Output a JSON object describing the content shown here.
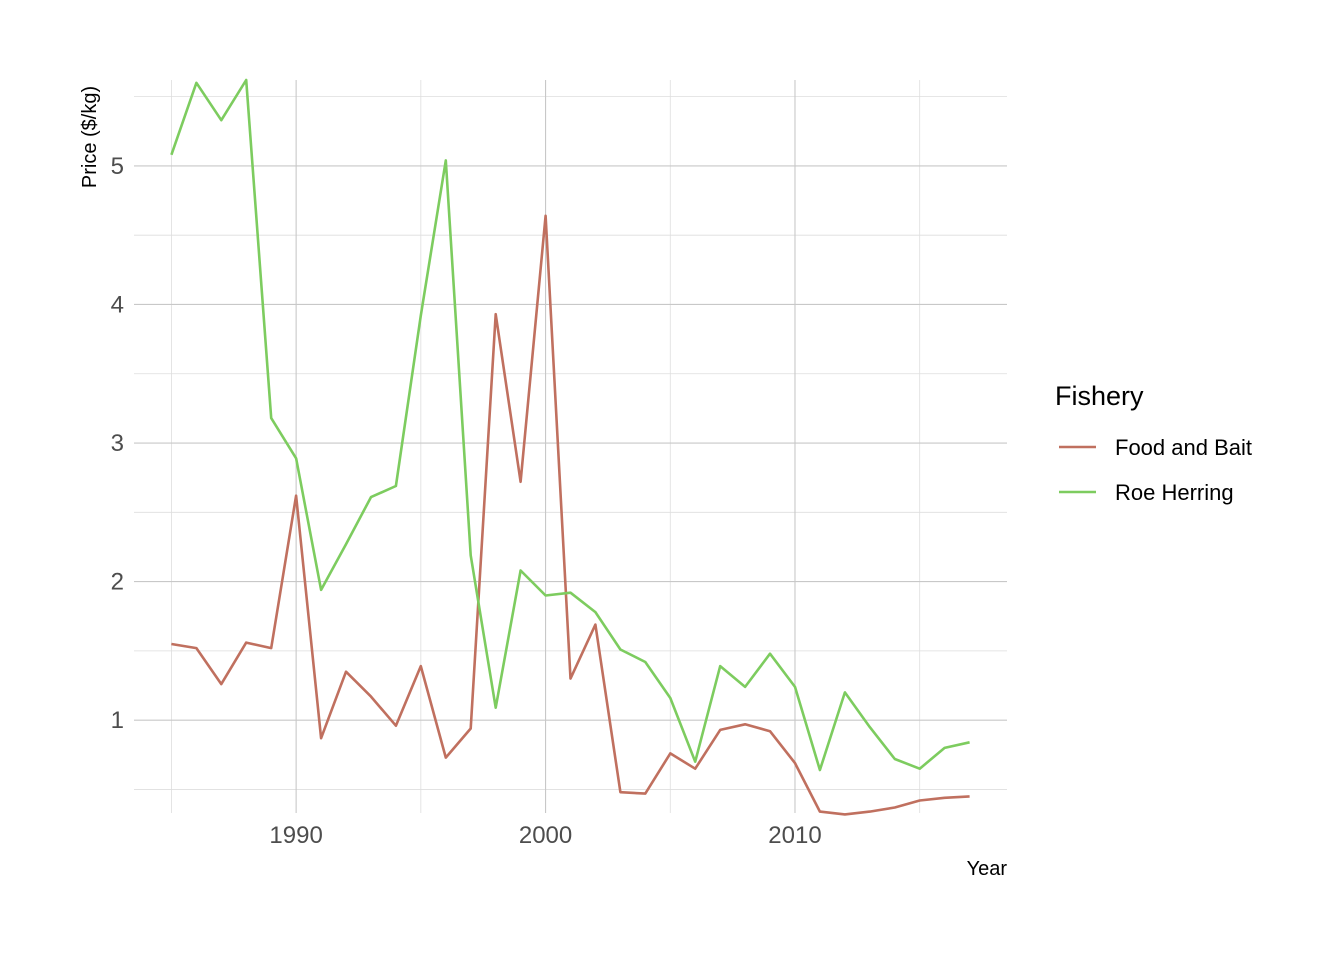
{
  "chart_data": {
    "type": "line",
    "title": "",
    "xlabel": "Year",
    "ylabel": "Price ($/kg)",
    "x_ticks": [
      1990,
      2000,
      2010
    ],
    "y_ticks": [
      1,
      2,
      3,
      4,
      5
    ],
    "xlim": [
      1983.5,
      2018.5
    ],
    "ylim": [
      0.33,
      5.62
    ],
    "grid": true,
    "legend": {
      "title": "Fishery",
      "position": "right"
    },
    "x": [
      1985,
      1986,
      1987,
      1988,
      1989,
      1990,
      1991,
      1992,
      1993,
      1994,
      1995,
      1996,
      1997,
      1998,
      1999,
      2000,
      2001,
      2002,
      2003,
      2004,
      2005,
      2006,
      2007,
      2008,
      2009,
      2010,
      2011,
      2012,
      2013,
      2014,
      2015,
      2016,
      2017
    ],
    "series": [
      {
        "name": "Food and Bait",
        "color": "#c0705f",
        "values": [
          1.55,
          1.52,
          1.26,
          1.56,
          1.52,
          2.62,
          0.87,
          1.35,
          1.17,
          0.96,
          1.39,
          0.73,
          0.94,
          3.93,
          2.72,
          4.64,
          1.3,
          1.69,
          0.48,
          0.47,
          0.76,
          0.65,
          0.93,
          0.97,
          0.92,
          0.69,
          0.34,
          0.32,
          0.34,
          0.37,
          0.42,
          0.44,
          0.45
        ]
      },
      {
        "name": "Roe Herring",
        "color": "#7dcc5f",
        "values": [
          5.08,
          5.6,
          5.33,
          5.62,
          3.18,
          2.89,
          1.94,
          2.27,
          2.61,
          2.69,
          3.92,
          5.04,
          2.19,
          1.09,
          2.08,
          1.9,
          1.92,
          1.78,
          1.51,
          1.42,
          1.16,
          0.7,
          1.39,
          1.24,
          1.48,
          1.24,
          0.64,
          1.2,
          0.95,
          0.72,
          0.65,
          0.8,
          0.84
        ]
      }
    ]
  }
}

* _Exercise directions_:
Reproduce every record above exactly, but leave out the pictures.

* _Problem solution_:
Output a JSON object describing the content shown here.
{
  "chart_data": {
    "type": "line",
    "title": "",
    "xlabel": "Year",
    "ylabel": "Price ($/kg)",
    "x_ticks": [
      1990,
      2000,
      2010
    ],
    "y_ticks": [
      1,
      2,
      3,
      4,
      5
    ],
    "xlim": [
      1983.5,
      2018.5
    ],
    "ylim": [
      0.33,
      5.62
    ],
    "grid": true,
    "legend": {
      "title": "Fishery",
      "position": "right"
    },
    "x": [
      1985,
      1986,
      1987,
      1988,
      1989,
      1990,
      1991,
      1992,
      1993,
      1994,
      1995,
      1996,
      1997,
      1998,
      1999,
      2000,
      2001,
      2002,
      2003,
      2004,
      2005,
      2006,
      2007,
      2008,
      2009,
      2010,
      2011,
      2012,
      2013,
      2014,
      2015,
      2016,
      2017
    ],
    "series": [
      {
        "name": "Food and Bait",
        "color": "#c0705f",
        "values": [
          1.55,
          1.52,
          1.26,
          1.56,
          1.52,
          2.62,
          0.87,
          1.35,
          1.17,
          0.96,
          1.39,
          0.73,
          0.94,
          3.93,
          2.72,
          4.64,
          1.3,
          1.69,
          0.48,
          0.47,
          0.76,
          0.65,
          0.93,
          0.97,
          0.92,
          0.69,
          0.34,
          0.32,
          0.34,
          0.37,
          0.42,
          0.44,
          0.45
        ]
      },
      {
        "name": "Roe Herring",
        "color": "#7dcc5f",
        "values": [
          5.08,
          5.6,
          5.33,
          5.62,
          3.18,
          2.89,
          1.94,
          2.27,
          2.61,
          2.69,
          3.92,
          5.04,
          2.19,
          1.09,
          2.08,
          1.9,
          1.92,
          1.78,
          1.51,
          1.42,
          1.16,
          0.7,
          1.39,
          1.24,
          1.48,
          1.24,
          0.64,
          1.2,
          0.95,
          0.72,
          0.65,
          0.8,
          0.84
        ]
      }
    ]
  }
}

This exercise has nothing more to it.